### What this task involves:
Leaving the pictures aside, transcribe every line below exactly.

+++

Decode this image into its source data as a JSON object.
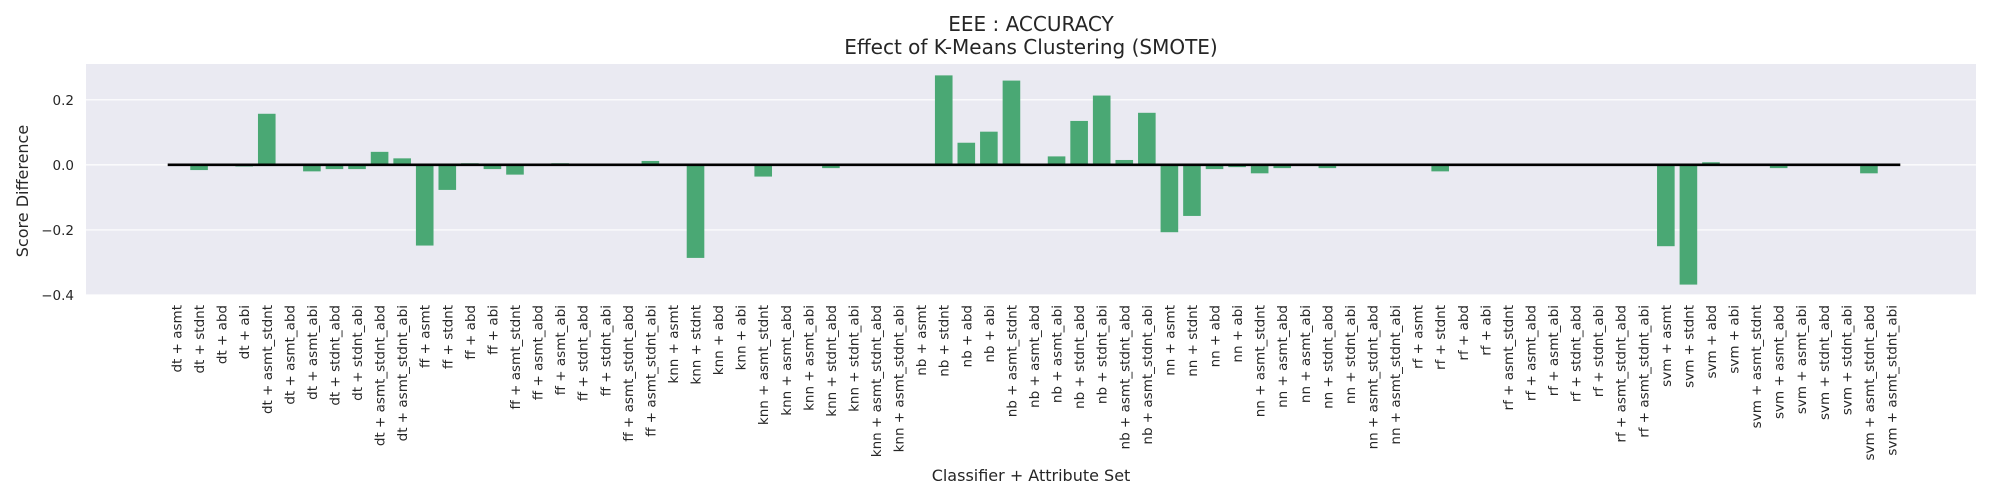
{
  "chart_data": {
    "type": "bar",
    "title": "EEE : ACCURACY",
    "subtitle": "Effect of K-Means Clustering (SMOTE)",
    "xlabel": "Classifier + Attribute Set",
    "ylabel": "Score Difference",
    "ylim": [
      -0.4,
      0.31
    ],
    "yticks": [
      -0.4,
      -0.2,
      0.0,
      0.2
    ],
    "ytick_labels": [
      "−0.4",
      "−0.2",
      "0.0",
      "0.2"
    ],
    "grid": true,
    "zero_line": true,
    "bar_color": "#4aa874",
    "background_color": "#eaeaf2",
    "zero_line_color": "#000000",
    "categories": [
      "dt + asmt",
      "dt + stdnt",
      "dt + abd",
      "dt + abi",
      "dt + asmt_stdnt",
      "dt + asmt_abd",
      "dt + asmt_abi",
      "dt + stdnt_abd",
      "dt + stdnt_abi",
      "dt + asmt_stdnt_abd",
      "dt + asmt_stdnt_abi",
      "ff + asmt",
      "ff + stdnt",
      "ff + abd",
      "ff + abi",
      "ff + asmt_stdnt",
      "ff + asmt_abd",
      "ff + asmt_abi",
      "ff + stdnt_abd",
      "ff + stdnt_abi",
      "ff + asmt_stdnt_abd",
      "ff + asmt_stdnt_abi",
      "knn + asmt",
      "knn + stdnt",
      "knn + abd",
      "knn + abi",
      "knn + asmt_stdnt",
      "knn + asmt_abd",
      "knn + asmt_abi",
      "knn + stdnt_abd",
      "knn + stdnt_abi",
      "knn + asmt_stdnt_abd",
      "knn + asmt_stdnt_abi",
      "nb + asmt",
      "nb + stdnt",
      "nb + abd",
      "nb + abi",
      "nb + asmt_stdnt",
      "nb + asmt_abd",
      "nb + asmt_abi",
      "nb + stdnt_abd",
      "nb + stdnt_abi",
      "nb + asmt_stdnt_abd",
      "nb + asmt_stdnt_abi",
      "nn + asmt",
      "nn + stdnt",
      "nn + abd",
      "nn + abi",
      "nn + asmt_stdnt",
      "nn + asmt_abd",
      "nn + asmt_abi",
      "nn + stdnt_abd",
      "nn + stdnt_abi",
      "nn + asmt_stdnt_abd",
      "nn + asmt_stdnt_abi",
      "rf + asmt",
      "rf + stdnt",
      "rf + abd",
      "rf + abi",
      "rf + asmt_stdnt",
      "rf + asmt_abd",
      "rf + asmt_abi",
      "rf + stdnt_abd",
      "rf + stdnt_abi",
      "rf + asmt_stdnt_abd",
      "rf + asmt_stdnt_abi",
      "svm + asmt",
      "svm + stdnt",
      "svm + abd",
      "svm + abi",
      "svm + asmt_stdnt",
      "svm + asmt_abd",
      "svm + asmt_abi",
      "svm + stdnt_abd",
      "svm + stdnt_abi",
      "svm + asmt_stdnt_abd",
      "svm + asmt_stdnt_abi"
    ],
    "values": [
      0.0,
      -0.016,
      0.0,
      -0.005,
      0.157,
      0.0,
      -0.02,
      -0.013,
      -0.013,
      0.04,
      0.02,
      -0.248,
      -0.077,
      0.005,
      -0.013,
      -0.03,
      0.003,
      0.005,
      0.0,
      0.0,
      0.0,
      0.012,
      0.0,
      -0.286,
      0.0,
      0.0,
      -0.036,
      0.0,
      0.0,
      -0.01,
      -0.003,
      0.0,
      0.0,
      0.0,
      0.275,
      0.068,
      0.102,
      0.259,
      0.0,
      0.026,
      0.135,
      0.213,
      0.015,
      0.16,
      -0.207,
      -0.157,
      -0.013,
      -0.007,
      -0.026,
      -0.01,
      0.0,
      -0.01,
      0.0,
      0.0,
      0.0,
      0.0,
      -0.02,
      0.0,
      0.0,
      0.0,
      0.0,
      0.0,
      0.0,
      0.0,
      0.0,
      0.0,
      -0.25,
      -0.368,
      0.008,
      0.0,
      0.0,
      -0.01,
      0.0,
      0.0,
      0.0,
      -0.026,
      0.0
    ]
  }
}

+++

### Solution to this problem:
Decode this image into its source data as a JSON object.
{
  "chart_data": {
    "type": "bar",
    "title": "EEE : ACCURACY",
    "subtitle": "Effect of K-Means Clustering (SMOTE)",
    "xlabel": "Classifier + Attribute Set",
    "ylabel": "Score Difference",
    "ylim": [
      -0.4,
      0.31
    ],
    "yticks": [
      -0.4,
      -0.2,
      0.0,
      0.2
    ],
    "ytick_labels": [
      "−0.4",
      "−0.2",
      "0.0",
      "0.2"
    ],
    "grid": true,
    "zero_line": true,
    "bar_color": "#4aa874",
    "background_color": "#eaeaf2",
    "zero_line_color": "#000000",
    "categories": [
      "dt + asmt",
      "dt + stdnt",
      "dt + abd",
      "dt + abi",
      "dt + asmt_stdnt",
      "dt + asmt_abd",
      "dt + asmt_abi",
      "dt + stdnt_abd",
      "dt + stdnt_abi",
      "dt + asmt_stdnt_abd",
      "dt + asmt_stdnt_abi",
      "ff + asmt",
      "ff + stdnt",
      "ff + abd",
      "ff + abi",
      "ff + asmt_stdnt",
      "ff + asmt_abd",
      "ff + asmt_abi",
      "ff + stdnt_abd",
      "ff + stdnt_abi",
      "ff + asmt_stdnt_abd",
      "ff + asmt_stdnt_abi",
      "knn + asmt",
      "knn + stdnt",
      "knn + abd",
      "knn + abi",
      "knn + asmt_stdnt",
      "knn + asmt_abd",
      "knn + asmt_abi",
      "knn + stdnt_abd",
      "knn + stdnt_abi",
      "knn + asmt_stdnt_abd",
      "knn + asmt_stdnt_abi",
      "nb + asmt",
      "nb + stdnt",
      "nb + abd",
      "nb + abi",
      "nb + asmt_stdnt",
      "nb + asmt_abd",
      "nb + asmt_abi",
      "nb + stdnt_abd",
      "nb + stdnt_abi",
      "nb + asmt_stdnt_abd",
      "nb + asmt_stdnt_abi",
      "nn + asmt",
      "nn + stdnt",
      "nn + abd",
      "nn + abi",
      "nn + asmt_stdnt",
      "nn + asmt_abd",
      "nn + asmt_abi",
      "nn + stdnt_abd",
      "nn + stdnt_abi",
      "nn + asmt_stdnt_abd",
      "nn + asmt_stdnt_abi",
      "rf + asmt",
      "rf + stdnt",
      "rf + abd",
      "rf + abi",
      "rf + asmt_stdnt",
      "rf + asmt_abd",
      "rf + asmt_abi",
      "rf + stdnt_abd",
      "rf + stdnt_abi",
      "rf + asmt_stdnt_abd",
      "rf + asmt_stdnt_abi",
      "svm + asmt",
      "svm + stdnt",
      "svm + abd",
      "svm + abi",
      "svm + asmt_stdnt",
      "svm + asmt_abd",
      "svm + asmt_abi",
      "svm + stdnt_abd",
      "svm + stdnt_abi",
      "svm + asmt_stdnt_abd",
      "svm + asmt_stdnt_abi"
    ],
    "values": [
      0.0,
      -0.016,
      0.0,
      -0.005,
      0.157,
      0.0,
      -0.02,
      -0.013,
      -0.013,
      0.04,
      0.02,
      -0.248,
      -0.077,
      0.005,
      -0.013,
      -0.03,
      0.003,
      0.005,
      0.0,
      0.0,
      0.0,
      0.012,
      0.0,
      -0.286,
      0.0,
      0.0,
      -0.036,
      0.0,
      0.0,
      -0.01,
      -0.003,
      0.0,
      0.0,
      0.0,
      0.275,
      0.068,
      0.102,
      0.259,
      0.0,
      0.026,
      0.135,
      0.213,
      0.015,
      0.16,
      -0.207,
      -0.157,
      -0.013,
      -0.007,
      -0.026,
      -0.01,
      0.0,
      -0.01,
      0.0,
      0.0,
      0.0,
      0.0,
      -0.02,
      0.0,
      0.0,
      0.0,
      0.0,
      0.0,
      0.0,
      0.0,
      0.0,
      0.0,
      -0.25,
      -0.368,
      0.008,
      0.0,
      0.0,
      -0.01,
      0.0,
      0.0,
      0.0,
      -0.026,
      0.0
    ]
  }
}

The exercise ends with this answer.